▶ **Stated problem**: Pull out every line below that holds the word "name".
-- Start of Task inputs --
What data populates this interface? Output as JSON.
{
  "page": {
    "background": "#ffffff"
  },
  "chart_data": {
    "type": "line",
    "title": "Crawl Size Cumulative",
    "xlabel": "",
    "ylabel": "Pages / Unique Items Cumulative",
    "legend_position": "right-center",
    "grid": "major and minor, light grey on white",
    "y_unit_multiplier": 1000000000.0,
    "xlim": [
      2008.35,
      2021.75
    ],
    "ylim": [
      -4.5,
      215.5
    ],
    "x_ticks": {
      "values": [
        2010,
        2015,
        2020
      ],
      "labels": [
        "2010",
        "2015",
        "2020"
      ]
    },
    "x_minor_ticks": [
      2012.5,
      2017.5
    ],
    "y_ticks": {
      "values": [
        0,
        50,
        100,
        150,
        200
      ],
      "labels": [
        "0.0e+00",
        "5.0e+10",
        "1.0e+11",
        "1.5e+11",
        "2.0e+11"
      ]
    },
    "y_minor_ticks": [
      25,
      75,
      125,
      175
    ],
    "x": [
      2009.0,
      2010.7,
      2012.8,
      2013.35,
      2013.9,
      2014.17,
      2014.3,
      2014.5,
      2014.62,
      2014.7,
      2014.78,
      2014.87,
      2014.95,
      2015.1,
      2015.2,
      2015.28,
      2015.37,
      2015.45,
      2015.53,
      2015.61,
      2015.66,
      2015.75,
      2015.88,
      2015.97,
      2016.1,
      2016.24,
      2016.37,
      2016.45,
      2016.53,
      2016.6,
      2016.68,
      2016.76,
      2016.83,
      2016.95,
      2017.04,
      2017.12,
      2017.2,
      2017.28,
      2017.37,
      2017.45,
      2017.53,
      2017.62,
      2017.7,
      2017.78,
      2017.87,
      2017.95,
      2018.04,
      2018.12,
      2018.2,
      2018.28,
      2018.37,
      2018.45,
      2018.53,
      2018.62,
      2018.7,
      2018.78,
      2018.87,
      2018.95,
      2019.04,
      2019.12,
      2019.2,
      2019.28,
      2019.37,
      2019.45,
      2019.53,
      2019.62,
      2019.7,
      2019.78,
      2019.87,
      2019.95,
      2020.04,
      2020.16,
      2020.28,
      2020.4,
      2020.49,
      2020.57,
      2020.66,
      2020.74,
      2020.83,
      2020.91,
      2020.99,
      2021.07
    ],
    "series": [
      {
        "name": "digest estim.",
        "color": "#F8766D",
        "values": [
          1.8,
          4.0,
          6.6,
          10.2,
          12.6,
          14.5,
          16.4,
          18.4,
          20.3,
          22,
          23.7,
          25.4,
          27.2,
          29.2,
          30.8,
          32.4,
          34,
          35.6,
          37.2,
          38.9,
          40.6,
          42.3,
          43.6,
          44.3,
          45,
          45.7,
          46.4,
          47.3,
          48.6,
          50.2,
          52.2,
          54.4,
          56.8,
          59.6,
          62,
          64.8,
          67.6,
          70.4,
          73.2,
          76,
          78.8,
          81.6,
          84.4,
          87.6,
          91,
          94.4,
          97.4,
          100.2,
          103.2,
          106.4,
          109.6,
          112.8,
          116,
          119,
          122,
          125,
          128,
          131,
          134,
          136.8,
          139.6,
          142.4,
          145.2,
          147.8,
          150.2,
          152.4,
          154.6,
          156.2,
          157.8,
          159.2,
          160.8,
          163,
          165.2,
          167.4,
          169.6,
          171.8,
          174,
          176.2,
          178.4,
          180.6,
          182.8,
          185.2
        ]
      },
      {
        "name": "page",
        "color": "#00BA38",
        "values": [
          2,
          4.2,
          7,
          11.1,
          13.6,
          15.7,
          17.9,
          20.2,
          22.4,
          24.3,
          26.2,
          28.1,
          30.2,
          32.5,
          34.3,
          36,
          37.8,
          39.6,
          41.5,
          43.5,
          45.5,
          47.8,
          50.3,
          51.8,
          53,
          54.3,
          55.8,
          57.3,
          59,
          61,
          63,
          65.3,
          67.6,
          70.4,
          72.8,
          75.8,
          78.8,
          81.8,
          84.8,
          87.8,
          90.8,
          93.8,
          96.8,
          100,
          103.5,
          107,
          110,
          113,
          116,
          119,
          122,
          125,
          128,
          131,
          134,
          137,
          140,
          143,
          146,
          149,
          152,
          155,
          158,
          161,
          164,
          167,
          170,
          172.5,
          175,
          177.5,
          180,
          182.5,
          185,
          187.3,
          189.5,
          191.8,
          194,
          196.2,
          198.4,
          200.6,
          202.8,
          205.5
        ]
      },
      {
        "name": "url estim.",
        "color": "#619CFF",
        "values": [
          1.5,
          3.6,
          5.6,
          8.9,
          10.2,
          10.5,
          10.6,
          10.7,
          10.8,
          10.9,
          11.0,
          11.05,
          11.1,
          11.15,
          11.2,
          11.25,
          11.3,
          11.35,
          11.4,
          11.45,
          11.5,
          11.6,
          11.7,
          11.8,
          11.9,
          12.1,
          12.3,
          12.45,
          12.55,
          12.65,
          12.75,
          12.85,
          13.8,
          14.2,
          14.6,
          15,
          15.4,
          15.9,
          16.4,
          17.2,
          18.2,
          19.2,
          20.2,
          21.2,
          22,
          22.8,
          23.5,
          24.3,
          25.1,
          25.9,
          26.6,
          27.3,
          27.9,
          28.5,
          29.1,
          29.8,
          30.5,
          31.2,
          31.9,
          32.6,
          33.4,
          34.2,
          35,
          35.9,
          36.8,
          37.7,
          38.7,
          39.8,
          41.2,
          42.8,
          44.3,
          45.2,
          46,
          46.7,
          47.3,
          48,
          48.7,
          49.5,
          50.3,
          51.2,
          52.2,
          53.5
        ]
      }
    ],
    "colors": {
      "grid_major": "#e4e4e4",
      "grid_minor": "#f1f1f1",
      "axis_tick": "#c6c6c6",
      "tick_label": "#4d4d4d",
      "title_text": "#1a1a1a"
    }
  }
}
-- End of Task inputs --
▶ **Solution to this task**:
        "name": "digest estim.",
        "name": "page",
        "name": "url estim.",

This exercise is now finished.